* Structured figure records
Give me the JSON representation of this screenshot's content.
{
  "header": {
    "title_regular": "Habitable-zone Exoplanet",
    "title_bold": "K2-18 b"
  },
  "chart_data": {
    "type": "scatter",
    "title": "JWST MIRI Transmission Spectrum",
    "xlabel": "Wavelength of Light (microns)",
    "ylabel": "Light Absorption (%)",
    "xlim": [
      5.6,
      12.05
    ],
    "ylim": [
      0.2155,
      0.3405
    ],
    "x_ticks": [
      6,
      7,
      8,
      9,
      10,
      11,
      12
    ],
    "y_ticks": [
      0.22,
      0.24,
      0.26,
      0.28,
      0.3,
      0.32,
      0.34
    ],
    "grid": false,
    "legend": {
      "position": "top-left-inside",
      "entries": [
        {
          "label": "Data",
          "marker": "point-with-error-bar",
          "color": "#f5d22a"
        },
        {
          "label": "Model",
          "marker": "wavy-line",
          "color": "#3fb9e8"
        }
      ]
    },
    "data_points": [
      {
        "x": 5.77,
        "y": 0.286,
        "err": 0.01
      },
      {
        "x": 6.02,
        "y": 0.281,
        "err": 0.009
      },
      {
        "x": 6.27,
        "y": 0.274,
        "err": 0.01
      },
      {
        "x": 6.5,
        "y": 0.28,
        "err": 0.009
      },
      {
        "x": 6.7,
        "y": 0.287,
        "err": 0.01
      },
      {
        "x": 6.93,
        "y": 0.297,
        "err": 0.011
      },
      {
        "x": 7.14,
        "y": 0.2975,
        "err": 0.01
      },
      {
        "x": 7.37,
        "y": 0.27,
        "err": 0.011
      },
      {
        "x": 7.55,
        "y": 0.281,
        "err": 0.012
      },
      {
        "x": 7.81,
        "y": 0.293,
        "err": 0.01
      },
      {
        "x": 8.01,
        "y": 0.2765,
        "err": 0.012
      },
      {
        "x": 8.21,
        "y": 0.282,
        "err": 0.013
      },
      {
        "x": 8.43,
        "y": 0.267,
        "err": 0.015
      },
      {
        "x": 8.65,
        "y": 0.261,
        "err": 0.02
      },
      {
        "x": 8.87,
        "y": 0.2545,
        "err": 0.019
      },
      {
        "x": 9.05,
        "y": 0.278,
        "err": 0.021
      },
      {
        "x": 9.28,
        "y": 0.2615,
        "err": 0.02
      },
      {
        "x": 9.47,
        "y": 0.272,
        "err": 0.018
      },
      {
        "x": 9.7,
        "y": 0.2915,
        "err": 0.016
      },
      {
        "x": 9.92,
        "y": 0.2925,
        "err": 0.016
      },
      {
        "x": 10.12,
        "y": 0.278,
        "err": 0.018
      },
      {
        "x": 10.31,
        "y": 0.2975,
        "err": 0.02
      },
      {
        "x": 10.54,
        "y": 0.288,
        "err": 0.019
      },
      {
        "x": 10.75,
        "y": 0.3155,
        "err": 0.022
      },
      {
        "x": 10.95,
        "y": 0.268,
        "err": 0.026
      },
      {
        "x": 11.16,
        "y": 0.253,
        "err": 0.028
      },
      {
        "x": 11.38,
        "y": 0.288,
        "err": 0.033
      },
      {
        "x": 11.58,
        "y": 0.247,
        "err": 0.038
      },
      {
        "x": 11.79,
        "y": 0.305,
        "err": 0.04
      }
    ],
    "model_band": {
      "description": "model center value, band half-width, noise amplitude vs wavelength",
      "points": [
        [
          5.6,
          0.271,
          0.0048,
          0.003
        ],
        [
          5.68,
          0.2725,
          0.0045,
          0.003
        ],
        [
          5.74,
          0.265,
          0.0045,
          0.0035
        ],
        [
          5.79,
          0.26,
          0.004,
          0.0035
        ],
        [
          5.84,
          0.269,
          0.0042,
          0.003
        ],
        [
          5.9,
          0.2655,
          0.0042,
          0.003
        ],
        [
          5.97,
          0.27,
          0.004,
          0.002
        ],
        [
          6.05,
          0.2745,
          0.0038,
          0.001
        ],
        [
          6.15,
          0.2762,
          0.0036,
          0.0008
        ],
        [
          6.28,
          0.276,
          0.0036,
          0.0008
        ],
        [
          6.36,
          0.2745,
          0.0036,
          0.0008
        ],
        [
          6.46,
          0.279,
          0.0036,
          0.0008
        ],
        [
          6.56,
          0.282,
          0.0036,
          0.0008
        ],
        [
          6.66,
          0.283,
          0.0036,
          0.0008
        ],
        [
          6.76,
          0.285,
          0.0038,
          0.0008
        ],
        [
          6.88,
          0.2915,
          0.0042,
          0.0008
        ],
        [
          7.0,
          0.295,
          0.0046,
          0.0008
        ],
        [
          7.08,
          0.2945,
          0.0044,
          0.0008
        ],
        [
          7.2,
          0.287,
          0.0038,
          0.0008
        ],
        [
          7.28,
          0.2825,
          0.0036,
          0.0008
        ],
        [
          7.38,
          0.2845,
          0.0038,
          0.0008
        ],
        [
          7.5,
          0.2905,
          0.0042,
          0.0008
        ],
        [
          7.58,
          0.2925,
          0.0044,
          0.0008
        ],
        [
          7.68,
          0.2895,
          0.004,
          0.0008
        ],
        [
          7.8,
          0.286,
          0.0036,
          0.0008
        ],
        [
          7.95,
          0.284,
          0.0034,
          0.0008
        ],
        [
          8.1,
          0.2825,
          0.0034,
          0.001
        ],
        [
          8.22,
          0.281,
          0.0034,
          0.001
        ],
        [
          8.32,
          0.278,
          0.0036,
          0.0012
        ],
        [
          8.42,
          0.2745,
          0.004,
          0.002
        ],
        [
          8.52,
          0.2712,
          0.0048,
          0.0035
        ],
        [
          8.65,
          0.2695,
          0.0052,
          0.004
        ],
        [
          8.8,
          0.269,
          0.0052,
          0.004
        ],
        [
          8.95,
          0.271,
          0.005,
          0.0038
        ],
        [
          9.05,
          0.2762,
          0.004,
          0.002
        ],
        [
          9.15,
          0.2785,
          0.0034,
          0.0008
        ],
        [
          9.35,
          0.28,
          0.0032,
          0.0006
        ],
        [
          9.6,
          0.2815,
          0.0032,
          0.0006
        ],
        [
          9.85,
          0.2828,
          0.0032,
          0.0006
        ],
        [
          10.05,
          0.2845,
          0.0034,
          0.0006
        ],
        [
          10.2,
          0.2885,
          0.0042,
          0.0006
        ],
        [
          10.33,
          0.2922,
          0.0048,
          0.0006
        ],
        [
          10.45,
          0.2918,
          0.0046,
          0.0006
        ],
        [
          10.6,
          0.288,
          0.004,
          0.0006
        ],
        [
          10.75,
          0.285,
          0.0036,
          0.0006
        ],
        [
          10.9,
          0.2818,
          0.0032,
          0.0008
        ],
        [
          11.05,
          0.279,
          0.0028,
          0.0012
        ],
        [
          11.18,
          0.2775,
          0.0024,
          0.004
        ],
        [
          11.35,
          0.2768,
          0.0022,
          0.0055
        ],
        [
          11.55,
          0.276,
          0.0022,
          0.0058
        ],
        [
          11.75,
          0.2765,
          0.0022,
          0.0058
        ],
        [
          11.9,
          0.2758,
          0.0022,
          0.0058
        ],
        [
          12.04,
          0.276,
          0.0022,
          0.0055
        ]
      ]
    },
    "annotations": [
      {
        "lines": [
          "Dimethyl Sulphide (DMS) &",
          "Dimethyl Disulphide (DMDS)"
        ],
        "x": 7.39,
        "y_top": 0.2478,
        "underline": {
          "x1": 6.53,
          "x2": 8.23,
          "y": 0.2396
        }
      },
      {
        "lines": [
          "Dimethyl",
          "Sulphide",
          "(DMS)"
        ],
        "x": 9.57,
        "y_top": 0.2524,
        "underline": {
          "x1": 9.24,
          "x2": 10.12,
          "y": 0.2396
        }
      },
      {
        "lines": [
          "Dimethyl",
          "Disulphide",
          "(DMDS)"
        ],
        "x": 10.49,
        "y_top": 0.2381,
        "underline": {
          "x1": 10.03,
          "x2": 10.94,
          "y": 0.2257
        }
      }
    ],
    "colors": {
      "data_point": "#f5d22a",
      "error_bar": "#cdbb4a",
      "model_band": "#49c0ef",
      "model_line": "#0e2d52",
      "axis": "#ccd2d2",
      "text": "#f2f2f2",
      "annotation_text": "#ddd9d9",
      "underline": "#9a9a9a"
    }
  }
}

* Problem
Find every line that has "Dimethyl" in it, then return those lines.

* Final result
          "Dimethyl Sulphide (DMS) &",
          "Dimethyl Disulphide (DMDS)"
          "Dimethyl",
          "Dimethyl",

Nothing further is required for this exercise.